>> START Data for processing

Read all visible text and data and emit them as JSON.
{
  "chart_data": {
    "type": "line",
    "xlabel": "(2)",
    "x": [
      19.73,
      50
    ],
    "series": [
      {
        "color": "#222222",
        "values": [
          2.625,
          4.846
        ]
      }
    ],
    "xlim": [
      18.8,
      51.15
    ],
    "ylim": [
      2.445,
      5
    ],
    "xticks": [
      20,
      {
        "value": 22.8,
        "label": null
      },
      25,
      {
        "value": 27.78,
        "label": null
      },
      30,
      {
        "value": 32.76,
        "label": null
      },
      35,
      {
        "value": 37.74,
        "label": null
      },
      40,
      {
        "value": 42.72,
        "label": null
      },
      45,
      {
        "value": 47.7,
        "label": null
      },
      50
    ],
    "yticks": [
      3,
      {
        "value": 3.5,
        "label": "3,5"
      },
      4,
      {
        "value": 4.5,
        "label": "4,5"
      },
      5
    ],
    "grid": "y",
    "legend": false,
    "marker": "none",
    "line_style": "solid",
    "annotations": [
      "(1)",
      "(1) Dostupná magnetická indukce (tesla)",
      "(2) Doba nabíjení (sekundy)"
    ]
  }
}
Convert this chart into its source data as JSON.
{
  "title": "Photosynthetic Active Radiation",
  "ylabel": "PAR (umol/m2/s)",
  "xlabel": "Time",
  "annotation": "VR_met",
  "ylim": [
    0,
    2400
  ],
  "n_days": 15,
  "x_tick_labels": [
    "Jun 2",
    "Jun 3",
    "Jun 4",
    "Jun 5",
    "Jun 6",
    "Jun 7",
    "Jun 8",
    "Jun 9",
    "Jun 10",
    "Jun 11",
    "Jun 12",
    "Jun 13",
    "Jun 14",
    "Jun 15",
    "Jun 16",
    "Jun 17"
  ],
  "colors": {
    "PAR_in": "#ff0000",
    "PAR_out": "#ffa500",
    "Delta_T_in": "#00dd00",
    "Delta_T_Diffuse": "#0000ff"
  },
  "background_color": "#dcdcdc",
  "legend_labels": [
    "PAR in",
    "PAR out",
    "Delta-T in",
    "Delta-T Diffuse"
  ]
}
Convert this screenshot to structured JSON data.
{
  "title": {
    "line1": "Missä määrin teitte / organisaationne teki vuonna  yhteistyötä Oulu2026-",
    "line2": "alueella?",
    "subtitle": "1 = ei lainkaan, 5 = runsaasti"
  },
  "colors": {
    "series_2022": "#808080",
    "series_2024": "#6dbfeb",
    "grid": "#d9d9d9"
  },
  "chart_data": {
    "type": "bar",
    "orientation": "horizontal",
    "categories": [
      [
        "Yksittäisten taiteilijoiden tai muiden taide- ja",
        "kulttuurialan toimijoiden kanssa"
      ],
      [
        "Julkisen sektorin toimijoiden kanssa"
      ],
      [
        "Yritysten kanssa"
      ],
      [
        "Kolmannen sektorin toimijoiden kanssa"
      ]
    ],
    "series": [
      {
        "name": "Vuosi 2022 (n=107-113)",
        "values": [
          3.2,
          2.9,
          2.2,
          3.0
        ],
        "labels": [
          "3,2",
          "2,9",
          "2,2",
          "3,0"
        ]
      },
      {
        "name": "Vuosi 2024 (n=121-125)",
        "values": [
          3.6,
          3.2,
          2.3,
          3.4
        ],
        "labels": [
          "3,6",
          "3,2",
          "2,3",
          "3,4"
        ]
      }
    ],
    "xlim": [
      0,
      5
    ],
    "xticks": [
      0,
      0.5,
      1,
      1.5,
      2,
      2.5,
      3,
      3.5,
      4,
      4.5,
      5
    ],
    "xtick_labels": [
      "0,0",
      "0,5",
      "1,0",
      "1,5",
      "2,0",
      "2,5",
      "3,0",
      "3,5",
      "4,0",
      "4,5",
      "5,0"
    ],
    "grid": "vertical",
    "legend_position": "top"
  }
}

>> END Data for processing

> Goal
All of the entries above should be written out again exactly.

> Expected answer
Read all visible text and data and emit them as JSON.
{
  "chart_data": {
    "type": "line",
    "xlabel": "(2)",
    "x": [
      19.73,
      50
    ],
    "series": [
      {
        "color": "#222222",
        "values": [
          2.625,
          4.846
        ]
      }
    ],
    "xlim": [
      18.8,
      51.15
    ],
    "ylim": [
      2.445,
      5
    ],
    "xticks": [
      20,
      {
        "value": 22.8,
        "label": null
      },
      25,
      {
        "value": 27.78,
        "label": null
      },
      30,
      {
        "value": 32.76,
        "label": null
      },
      35,
      {
        "value": 37.74,
        "label": null
      },
      40,
      {
        "value": 42.72,
        "label": null
      },
      45,
      {
        "value": 47.7,
        "label": null
      },
      50
    ],
    "yticks": [
      3,
      {
        "value": 3.5,
        "label": "3,5"
      },
      4,
      {
        "value": 4.5,
        "label": "4,5"
      },
      5
    ],
    "grid": "y",
    "legend": false,
    "marker": "none",
    "line_style": "solid",
    "annotations": [
      "(1)",
      "(1) Dostupná magnetická indukce (tesla)",
      "(2) Doba nabíjení (sekundy)"
    ]
  }
}
Convert this chart into its source data as JSON.
{
  "title": "Photosynthetic Active Radiation",
  "ylabel": "PAR (umol/m2/s)",
  "xlabel": "Time",
  "annotation": "VR_met",
  "ylim": [
    0,
    2400
  ],
  "n_days": 15,
  "x_tick_labels": [
    "Jun 2",
    "Jun 3",
    "Jun 4",
    "Jun 5",
    "Jun 6",
    "Jun 7",
    "Jun 8",
    "Jun 9",
    "Jun 10",
    "Jun 11",
    "Jun 12",
    "Jun 13",
    "Jun 14",
    "Jun 15",
    "Jun 16",
    "Jun 17"
  ],
  "colors": {
    "PAR_in": "#ff0000",
    "PAR_out": "#ffa500",
    "Delta_T_in": "#00dd00",
    "Delta_T_Diffuse": "#0000ff"
  },
  "background_color": "#dcdcdc",
  "legend_labels": [
    "PAR in",
    "PAR out",
    "Delta-T in",
    "Delta-T Diffuse"
  ]
}
Convert this screenshot to structured JSON data.
{
  "title": {
    "line1": "Missä määrin teitte / organisaationne teki vuonna  yhteistyötä Oulu2026-",
    "line2": "alueella?",
    "subtitle": "1 = ei lainkaan, 5 = runsaasti"
  },
  "colors": {
    "series_2022": "#808080",
    "series_2024": "#6dbfeb",
    "grid": "#d9d9d9"
  },
  "chart_data": {
    "type": "bar",
    "orientation": "horizontal",
    "categories": [
      [
        "Yksittäisten taiteilijoiden tai muiden taide- ja",
        "kulttuurialan toimijoiden kanssa"
      ],
      [
        "Julkisen sektorin toimijoiden kanssa"
      ],
      [
        "Yritysten kanssa"
      ],
      [
        "Kolmannen sektorin toimijoiden kanssa"
      ]
    ],
    "series": [
      {
        "name": "Vuosi 2022 (n=107-113)",
        "values": [
          3.2,
          2.9,
          2.2,
          3.0
        ],
        "labels": [
          "3,2",
          "2,9",
          "2,2",
          "3,0"
        ]
      },
      {
        "name": "Vuosi 2024 (n=121-125)",
        "values": [
          3.6,
          3.2,
          2.3,
          3.4
        ],
        "labels": [
          "3,6",
          "3,2",
          "2,3",
          "3,4"
        ]
      }
    ],
    "xlim": [
      0,
      5
    ],
    "xticks": [
      0,
      0.5,
      1,
      1.5,
      2,
      2.5,
      3,
      3.5,
      4,
      4.5,
      5
    ],
    "xtick_labels": [
      "0,0",
      "0,5",
      "1,0",
      "1,5",
      "2,0",
      "2,5",
      "3,0",
      "3,5",
      "4,0",
      "4,5",
      "5,0"
    ],
    "grid": "vertical",
    "legend_position": "top"
  }
}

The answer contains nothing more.